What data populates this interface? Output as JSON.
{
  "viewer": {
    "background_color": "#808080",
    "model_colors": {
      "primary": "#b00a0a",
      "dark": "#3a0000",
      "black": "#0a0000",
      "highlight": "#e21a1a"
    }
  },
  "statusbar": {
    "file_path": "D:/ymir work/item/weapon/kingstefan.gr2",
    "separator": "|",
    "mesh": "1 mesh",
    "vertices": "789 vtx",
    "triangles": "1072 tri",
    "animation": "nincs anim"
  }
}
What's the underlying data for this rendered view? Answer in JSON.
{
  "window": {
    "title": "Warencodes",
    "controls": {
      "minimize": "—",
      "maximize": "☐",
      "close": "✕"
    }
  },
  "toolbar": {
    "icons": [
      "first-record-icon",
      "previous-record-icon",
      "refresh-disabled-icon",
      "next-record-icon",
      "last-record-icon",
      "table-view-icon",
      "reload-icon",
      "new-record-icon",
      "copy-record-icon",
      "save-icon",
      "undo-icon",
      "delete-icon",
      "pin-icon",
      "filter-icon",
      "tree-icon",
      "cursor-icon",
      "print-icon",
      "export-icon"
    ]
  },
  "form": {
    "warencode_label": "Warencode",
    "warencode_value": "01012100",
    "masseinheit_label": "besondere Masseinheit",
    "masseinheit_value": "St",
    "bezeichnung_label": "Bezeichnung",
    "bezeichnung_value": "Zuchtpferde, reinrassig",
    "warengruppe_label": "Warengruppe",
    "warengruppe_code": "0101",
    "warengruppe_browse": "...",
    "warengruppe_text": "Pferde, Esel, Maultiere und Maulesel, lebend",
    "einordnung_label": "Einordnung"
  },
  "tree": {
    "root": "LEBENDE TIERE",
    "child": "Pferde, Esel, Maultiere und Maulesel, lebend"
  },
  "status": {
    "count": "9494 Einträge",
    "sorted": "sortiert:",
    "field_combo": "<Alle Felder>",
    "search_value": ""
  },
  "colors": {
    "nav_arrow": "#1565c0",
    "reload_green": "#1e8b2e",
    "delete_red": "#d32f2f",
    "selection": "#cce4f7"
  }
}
======
## Exercise
Extract the full listing and reproduce each line exactly.

## Exercise output
What data populates this interface? Output as JSON.
{
  "viewer": {
    "background_color": "#808080",
    "model_colors": {
      "primary": "#b00a0a",
      "dark": "#3a0000",
      "black": "#0a0000",
      "highlight": "#e21a1a"
    }
  },
  "statusbar": {
    "file_path": "D:/ymir work/item/weapon/kingstefan.gr2",
    "separator": "|",
    "mesh": "1 mesh",
    "vertices": "789 vtx",
    "triangles": "1072 tri",
    "animation": "nincs anim"
  }
}
What's the underlying data for this rendered view? Answer in JSON.
{
  "window": {
    "title": "Warencodes",
    "controls": {
      "minimize": "—",
      "maximize": "☐",
      "close": "✕"
    }
  },
  "toolbar": {
    "icons": [
      "first-record-icon",
      "previous-record-icon",
      "refresh-disabled-icon",
      "next-record-icon",
      "last-record-icon",
      "table-view-icon",
      "reload-icon",
      "new-record-icon",
      "copy-record-icon",
      "save-icon",
      "undo-icon",
      "delete-icon",
      "pin-icon",
      "filter-icon",
      "tree-icon",
      "cursor-icon",
      "print-icon",
      "export-icon"
    ]
  },
  "form": {
    "warencode_label": "Warencode",
    "warencode_value": "01012100",
    "masseinheit_label": "besondere Masseinheit",
    "masseinheit_value": "St",
    "bezeichnung_label": "Bezeichnung",
    "bezeichnung_value": "Zuchtpferde, reinrassig",
    "warengruppe_label": "Warengruppe",
    "warengruppe_code": "0101",
    "warengruppe_browse": "...",
    "warengruppe_text": "Pferde, Esel, Maultiere und Maulesel, lebend",
    "einordnung_label": "Einordnung"
  },
  "tree": {
    "root": "LEBENDE TIERE",
    "child": "Pferde, Esel, Maultiere und Maulesel, lebend"
  },
  "status": {
    "count": "9494 Einträge",
    "sorted": "sortiert:",
    "field_combo": "<Alle Felder>",
    "search_value": ""
  },
  "colors": {
    "nav_arrow": "#1565c0",
    "reload_green": "#1e8b2e",
    "delete_red": "#d32f2f",
    "selection": "#cce4f7"
  }
}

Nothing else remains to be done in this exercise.